• Prompt
Copy out the lines that include the word "Sang".

**** The data

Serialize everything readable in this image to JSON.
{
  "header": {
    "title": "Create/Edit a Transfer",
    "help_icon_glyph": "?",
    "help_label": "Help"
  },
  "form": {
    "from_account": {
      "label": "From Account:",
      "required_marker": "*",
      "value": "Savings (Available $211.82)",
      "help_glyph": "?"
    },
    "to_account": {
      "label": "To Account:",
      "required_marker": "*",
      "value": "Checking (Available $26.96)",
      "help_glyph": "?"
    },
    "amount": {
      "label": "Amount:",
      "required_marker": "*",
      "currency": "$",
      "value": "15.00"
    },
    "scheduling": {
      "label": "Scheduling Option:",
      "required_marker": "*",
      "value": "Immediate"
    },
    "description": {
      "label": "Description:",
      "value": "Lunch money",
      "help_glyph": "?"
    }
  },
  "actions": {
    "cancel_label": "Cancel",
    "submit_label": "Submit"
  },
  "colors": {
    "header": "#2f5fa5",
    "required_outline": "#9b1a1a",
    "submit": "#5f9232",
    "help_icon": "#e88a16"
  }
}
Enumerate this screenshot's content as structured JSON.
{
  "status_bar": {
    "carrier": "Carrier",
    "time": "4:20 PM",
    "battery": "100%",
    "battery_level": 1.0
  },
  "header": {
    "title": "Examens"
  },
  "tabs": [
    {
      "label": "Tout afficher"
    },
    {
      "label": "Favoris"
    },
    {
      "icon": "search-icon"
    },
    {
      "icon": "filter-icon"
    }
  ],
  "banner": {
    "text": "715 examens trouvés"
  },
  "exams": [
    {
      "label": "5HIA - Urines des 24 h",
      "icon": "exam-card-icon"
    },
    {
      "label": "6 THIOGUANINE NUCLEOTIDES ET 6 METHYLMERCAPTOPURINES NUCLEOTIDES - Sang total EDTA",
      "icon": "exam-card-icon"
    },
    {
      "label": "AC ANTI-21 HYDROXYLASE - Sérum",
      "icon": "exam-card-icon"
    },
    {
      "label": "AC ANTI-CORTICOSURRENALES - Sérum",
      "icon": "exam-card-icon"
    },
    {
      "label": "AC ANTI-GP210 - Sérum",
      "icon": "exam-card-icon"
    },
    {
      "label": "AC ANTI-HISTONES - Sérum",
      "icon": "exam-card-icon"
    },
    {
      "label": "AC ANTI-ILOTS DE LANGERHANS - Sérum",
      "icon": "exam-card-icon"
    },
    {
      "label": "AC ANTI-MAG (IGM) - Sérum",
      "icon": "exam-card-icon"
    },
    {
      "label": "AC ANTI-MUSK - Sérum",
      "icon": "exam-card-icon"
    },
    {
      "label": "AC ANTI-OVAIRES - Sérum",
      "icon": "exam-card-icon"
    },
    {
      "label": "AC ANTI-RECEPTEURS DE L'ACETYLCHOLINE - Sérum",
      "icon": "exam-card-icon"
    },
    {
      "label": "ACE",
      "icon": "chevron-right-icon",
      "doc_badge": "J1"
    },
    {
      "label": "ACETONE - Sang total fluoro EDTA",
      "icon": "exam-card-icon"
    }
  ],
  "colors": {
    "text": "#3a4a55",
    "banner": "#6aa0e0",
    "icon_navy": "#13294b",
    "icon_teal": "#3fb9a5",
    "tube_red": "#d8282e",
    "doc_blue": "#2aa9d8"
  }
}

********

• Response below
      "label": "6 THIOGUANINE NUCLEOTIDES ET 6 METHYLMERCAPTOPURINES NUCLEOTIDES - Sang total EDTA",
      "label": "ACETONE - Sang total fluoro EDTA",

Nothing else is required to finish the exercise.